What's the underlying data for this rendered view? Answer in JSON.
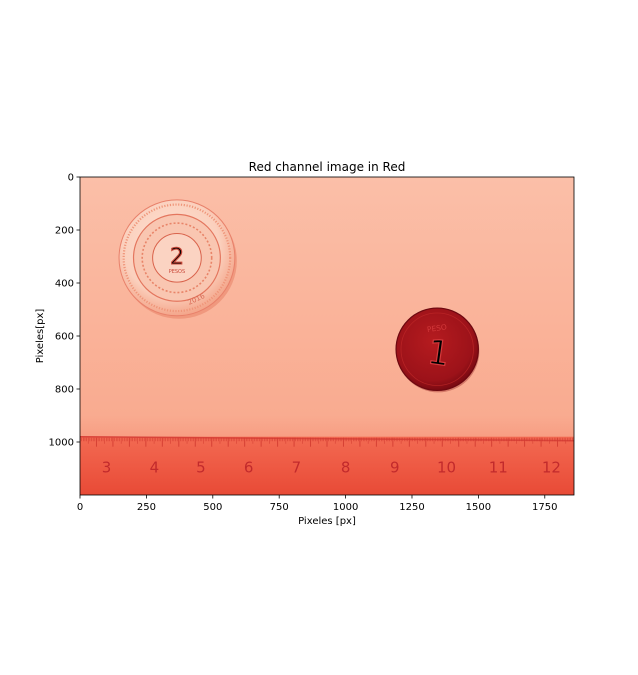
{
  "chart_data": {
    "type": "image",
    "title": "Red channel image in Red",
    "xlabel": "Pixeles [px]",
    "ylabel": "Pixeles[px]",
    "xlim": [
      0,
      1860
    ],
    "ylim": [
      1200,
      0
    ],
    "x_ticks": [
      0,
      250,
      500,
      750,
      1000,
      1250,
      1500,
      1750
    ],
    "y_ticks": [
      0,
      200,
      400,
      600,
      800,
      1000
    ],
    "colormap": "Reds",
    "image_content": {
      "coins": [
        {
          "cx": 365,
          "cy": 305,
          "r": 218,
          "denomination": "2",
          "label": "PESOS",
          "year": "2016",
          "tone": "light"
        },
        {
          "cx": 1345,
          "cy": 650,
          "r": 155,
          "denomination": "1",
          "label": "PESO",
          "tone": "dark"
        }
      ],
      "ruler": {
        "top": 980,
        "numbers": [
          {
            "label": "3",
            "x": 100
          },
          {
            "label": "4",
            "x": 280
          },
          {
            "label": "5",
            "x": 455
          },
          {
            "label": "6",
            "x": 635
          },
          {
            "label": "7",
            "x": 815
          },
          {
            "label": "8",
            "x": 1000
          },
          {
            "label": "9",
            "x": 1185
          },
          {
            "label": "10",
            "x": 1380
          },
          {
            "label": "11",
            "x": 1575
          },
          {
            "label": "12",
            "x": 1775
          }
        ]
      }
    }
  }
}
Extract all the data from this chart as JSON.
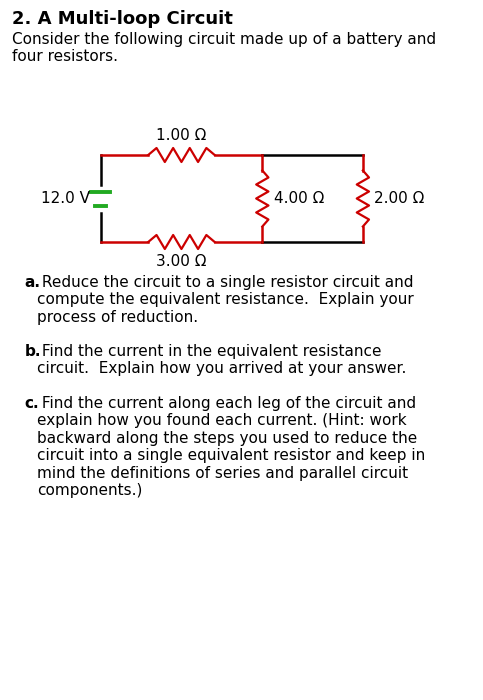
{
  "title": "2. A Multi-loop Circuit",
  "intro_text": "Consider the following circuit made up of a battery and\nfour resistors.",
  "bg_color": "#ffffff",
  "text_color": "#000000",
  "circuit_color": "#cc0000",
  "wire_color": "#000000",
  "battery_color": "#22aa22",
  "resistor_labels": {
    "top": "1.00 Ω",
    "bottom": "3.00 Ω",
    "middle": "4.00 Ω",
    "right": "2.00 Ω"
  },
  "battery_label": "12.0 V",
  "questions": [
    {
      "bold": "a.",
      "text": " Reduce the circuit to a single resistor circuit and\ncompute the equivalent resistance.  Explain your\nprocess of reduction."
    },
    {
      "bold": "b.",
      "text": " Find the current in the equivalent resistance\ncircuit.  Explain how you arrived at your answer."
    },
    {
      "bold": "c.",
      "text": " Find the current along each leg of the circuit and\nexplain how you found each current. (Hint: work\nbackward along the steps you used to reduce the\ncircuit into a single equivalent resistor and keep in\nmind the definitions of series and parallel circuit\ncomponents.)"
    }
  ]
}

::::::

# EXERCISE OBJECTIVE
Leave the pictures out and reproduce all of the records exactly.

# EXERCISE RESULT
What's the underlying data for this rendered view? Answer in JSON.
{
  "chart_data": {
    "type": "image",
    "title": "Red channel image in Red",
    "xlabel": "Pixeles [px]",
    "ylabel": "Pixeles[px]",
    "xlim": [
      0,
      1860
    ],
    "ylim": [
      1200,
      0
    ],
    "x_ticks": [
      0,
      250,
      500,
      750,
      1000,
      1250,
      1500,
      1750
    ],
    "y_ticks": [
      0,
      200,
      400,
      600,
      800,
      1000
    ],
    "colormap": "Reds",
    "image_content": {
      "coins": [
        {
          "cx": 365,
          "cy": 305,
          "r": 218,
          "denomination": "2",
          "label": "PESOS",
          "year": "2016",
          "tone": "light"
        },
        {
          "cx": 1345,
          "cy": 650,
          "r": 155,
          "denomination": "1",
          "label": "PESO",
          "tone": "dark"
        }
      ],
      "ruler": {
        "top": 980,
        "numbers": [
          {
            "label": "3",
            "x": 100
          },
          {
            "label": "4",
            "x": 280
          },
          {
            "label": "5",
            "x": 455
          },
          {
            "label": "6",
            "x": 635
          },
          {
            "label": "7",
            "x": 815
          },
          {
            "label": "8",
            "x": 1000
          },
          {
            "label": "9",
            "x": 1185
          },
          {
            "label": "10",
            "x": 1380
          },
          {
            "label": "11",
            "x": 1575
          },
          {
            "label": "12",
            "x": 1775
          }
        ]
      }
    }
  }
}
Extract all the data from this chart as JSON.
{
  "title": "2. A Multi-loop Circuit",
  "intro_text": "Consider the following circuit made up of a battery and\nfour resistors.",
  "bg_color": "#ffffff",
  "text_color": "#000000",
  "circuit_color": "#cc0000",
  "wire_color": "#000000",
  "battery_color": "#22aa22",
  "resistor_labels": {
    "top": "1.00 Ω",
    "bottom": "3.00 Ω",
    "middle": "4.00 Ω",
    "right": "2.00 Ω"
  },
  "battery_label": "12.0 V",
  "questions": [
    {
      "bold": "a.",
      "text": " Reduce the circuit to a single resistor circuit and\ncompute the equivalent resistance.  Explain your\nprocess of reduction."
    },
    {
      "bold": "b.",
      "text": " Find the current in the equivalent resistance\ncircuit.  Explain how you arrived at your answer."
    },
    {
      "bold": "c.",
      "text": " Find the current along each leg of the circuit and\nexplain how you found each current. (Hint: work\nbackward along the steps you used to reduce the\ncircuit into a single equivalent resistor and keep in\nmind the definitions of series and parallel circuit\ncomponents.)"
    }
  ]
}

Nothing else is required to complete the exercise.